Lines containing the word "Mode" should be extracted in full.

[Data records]:
______
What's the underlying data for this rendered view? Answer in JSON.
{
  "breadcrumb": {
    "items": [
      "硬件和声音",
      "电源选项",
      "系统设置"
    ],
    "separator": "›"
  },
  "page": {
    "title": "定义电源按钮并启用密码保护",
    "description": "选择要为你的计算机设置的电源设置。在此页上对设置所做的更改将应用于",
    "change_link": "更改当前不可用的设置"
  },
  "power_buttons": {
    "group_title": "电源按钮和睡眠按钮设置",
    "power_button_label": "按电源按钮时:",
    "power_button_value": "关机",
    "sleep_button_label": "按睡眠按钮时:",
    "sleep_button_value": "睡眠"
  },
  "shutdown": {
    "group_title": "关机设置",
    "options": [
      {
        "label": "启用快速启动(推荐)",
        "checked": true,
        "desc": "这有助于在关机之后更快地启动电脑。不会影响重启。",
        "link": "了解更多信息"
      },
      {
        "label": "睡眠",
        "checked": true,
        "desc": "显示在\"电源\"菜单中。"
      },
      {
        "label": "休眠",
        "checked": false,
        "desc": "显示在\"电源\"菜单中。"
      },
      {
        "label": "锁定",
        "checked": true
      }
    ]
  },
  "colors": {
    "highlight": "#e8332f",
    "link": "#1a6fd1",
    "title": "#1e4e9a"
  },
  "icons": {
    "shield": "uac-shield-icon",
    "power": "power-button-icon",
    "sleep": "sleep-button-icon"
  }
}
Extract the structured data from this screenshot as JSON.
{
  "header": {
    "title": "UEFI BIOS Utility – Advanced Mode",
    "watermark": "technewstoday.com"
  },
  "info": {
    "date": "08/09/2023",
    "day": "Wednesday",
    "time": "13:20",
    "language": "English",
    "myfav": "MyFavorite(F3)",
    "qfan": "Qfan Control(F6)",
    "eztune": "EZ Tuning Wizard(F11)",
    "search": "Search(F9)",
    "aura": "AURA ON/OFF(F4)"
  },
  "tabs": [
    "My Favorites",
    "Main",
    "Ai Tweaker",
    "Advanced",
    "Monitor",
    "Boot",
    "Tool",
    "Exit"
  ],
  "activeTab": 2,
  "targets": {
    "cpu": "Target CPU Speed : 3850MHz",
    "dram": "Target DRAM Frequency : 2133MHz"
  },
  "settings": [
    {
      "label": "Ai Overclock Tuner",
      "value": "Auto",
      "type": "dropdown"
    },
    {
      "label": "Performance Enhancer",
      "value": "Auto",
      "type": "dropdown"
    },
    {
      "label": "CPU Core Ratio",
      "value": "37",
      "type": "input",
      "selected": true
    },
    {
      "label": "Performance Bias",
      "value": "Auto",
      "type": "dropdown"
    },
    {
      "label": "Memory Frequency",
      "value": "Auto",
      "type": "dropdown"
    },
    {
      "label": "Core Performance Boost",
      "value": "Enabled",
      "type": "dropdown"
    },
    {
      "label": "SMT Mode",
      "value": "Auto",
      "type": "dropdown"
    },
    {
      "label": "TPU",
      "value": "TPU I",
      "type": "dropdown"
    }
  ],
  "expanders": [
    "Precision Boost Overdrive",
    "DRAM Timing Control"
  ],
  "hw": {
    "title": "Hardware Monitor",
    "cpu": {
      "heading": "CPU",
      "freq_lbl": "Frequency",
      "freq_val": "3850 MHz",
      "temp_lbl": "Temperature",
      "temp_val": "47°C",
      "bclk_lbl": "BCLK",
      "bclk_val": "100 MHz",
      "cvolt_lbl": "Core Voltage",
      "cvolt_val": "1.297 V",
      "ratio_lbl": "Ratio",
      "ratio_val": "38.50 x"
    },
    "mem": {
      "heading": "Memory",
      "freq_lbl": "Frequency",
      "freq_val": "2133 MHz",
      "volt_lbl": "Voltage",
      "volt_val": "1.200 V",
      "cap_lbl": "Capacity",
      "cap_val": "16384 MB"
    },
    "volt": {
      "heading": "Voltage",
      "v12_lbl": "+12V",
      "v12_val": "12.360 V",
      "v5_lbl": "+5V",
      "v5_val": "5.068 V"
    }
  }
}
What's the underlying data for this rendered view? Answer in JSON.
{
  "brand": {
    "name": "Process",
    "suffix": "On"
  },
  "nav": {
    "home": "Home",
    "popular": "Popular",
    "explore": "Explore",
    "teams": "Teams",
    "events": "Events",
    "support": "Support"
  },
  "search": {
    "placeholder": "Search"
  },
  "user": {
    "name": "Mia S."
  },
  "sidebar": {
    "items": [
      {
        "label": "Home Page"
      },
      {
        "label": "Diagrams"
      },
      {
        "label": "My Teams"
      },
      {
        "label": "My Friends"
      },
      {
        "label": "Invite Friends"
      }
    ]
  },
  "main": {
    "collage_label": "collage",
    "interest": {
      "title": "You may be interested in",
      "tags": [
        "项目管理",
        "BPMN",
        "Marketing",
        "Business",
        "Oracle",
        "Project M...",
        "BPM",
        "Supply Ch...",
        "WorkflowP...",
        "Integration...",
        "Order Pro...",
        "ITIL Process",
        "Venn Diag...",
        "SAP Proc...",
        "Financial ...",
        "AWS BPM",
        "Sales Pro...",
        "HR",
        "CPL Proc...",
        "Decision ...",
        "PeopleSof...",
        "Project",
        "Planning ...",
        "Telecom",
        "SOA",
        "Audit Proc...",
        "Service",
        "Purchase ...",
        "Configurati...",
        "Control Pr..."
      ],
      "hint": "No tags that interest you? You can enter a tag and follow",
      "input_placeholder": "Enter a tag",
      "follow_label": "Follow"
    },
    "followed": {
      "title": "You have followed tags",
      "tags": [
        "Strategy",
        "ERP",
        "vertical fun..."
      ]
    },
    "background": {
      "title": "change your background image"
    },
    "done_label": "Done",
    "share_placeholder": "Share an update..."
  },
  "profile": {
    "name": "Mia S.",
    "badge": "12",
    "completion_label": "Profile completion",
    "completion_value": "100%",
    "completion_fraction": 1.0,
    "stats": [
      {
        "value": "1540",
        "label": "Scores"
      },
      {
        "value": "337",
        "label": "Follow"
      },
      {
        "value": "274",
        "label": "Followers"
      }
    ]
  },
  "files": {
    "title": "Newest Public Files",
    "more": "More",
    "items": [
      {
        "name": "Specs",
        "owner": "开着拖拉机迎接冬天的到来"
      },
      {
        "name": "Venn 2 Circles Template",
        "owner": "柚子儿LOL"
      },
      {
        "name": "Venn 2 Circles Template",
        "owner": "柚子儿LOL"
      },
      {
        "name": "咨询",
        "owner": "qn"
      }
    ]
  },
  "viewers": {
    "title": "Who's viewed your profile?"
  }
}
______
[Output]:
    "title": "UEFI BIOS Utility – Advanced Mode",
      "label": "SMT Mode",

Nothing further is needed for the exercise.